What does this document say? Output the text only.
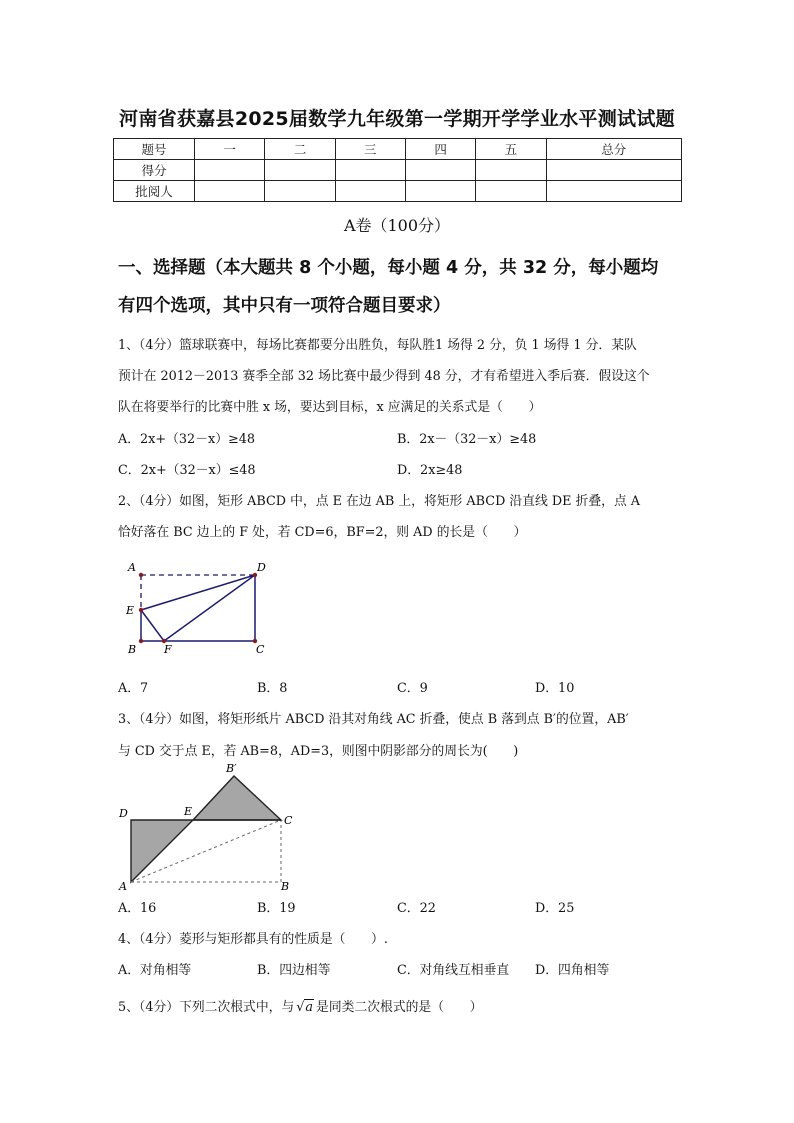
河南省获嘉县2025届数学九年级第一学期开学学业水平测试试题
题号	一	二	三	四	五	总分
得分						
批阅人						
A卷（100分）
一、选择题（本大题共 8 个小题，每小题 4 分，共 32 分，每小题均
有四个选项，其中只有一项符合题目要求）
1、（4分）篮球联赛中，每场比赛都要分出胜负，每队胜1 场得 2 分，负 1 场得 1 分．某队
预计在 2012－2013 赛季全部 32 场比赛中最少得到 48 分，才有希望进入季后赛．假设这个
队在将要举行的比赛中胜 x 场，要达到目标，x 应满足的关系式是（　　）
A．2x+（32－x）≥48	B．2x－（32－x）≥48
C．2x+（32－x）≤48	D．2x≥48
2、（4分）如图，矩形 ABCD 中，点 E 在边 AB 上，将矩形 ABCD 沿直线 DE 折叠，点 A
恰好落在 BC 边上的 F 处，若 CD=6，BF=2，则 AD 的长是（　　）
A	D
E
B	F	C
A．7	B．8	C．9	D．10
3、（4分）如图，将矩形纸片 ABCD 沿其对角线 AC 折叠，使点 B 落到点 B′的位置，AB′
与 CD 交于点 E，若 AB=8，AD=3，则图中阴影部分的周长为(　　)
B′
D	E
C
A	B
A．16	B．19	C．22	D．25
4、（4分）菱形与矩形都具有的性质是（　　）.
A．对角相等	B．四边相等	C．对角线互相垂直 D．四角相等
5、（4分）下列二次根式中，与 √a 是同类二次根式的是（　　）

+++

▶ Aim of the task
All the lines above are to be reproduced exactly, except the pictures.

▶ Expected answer
What does this document say? Output the text only.
河南省获嘉县2025届数学九年级第一学期开学学业水平测试试题
题号	一	二	三	四	五	总分
得分						
批阅人						
A卷（100分）
一、选择题（本大题共 8 个小题，每小题 4 分，共 32 分，每小题均
有四个选项，其中只有一项符合题目要求）
1、（4分）篮球联赛中，每场比赛都要分出胜负，每队胜1 场得 2 分，负 1 场得 1 分．某队
预计在 2012－2013 赛季全部 32 场比赛中最少得到 48 分，才有希望进入季后赛．假设这个
队在将要举行的比赛中胜 x 场，要达到目标，x 应满足的关系式是（　　）
A．2x+（32－x）≥48	B．2x－（32－x）≥48
C．2x+（32－x）≤48	D．2x≥48
2、（4分）如图，矩形 ABCD 中，点 E 在边 AB 上，将矩形 ABCD 沿直线 DE 折叠，点 A
恰好落在 BC 边上的 F 处，若 CD=6，BF=2，则 AD 的长是（　　）
A	D
E
B	F	C
A．7	B．8	C．9	D．10
3、（4分）如图，将矩形纸片 ABCD 沿其对角线 AC 折叠，使点 B 落到点 B′的位置，AB′
与 CD 交于点 E，若 AB=8，AD=3，则图中阴影部分的周长为(　　)
B′
D	E
C
A	B
A．16	B．19	C．22	D．25
4、（4分）菱形与矩形都具有的性质是（　　）.
A．对角相等	B．四边相等	C．对角线互相垂直 D．四角相等
5、（4分）下列二次根式中，与 √a 是同类二次根式的是（　　）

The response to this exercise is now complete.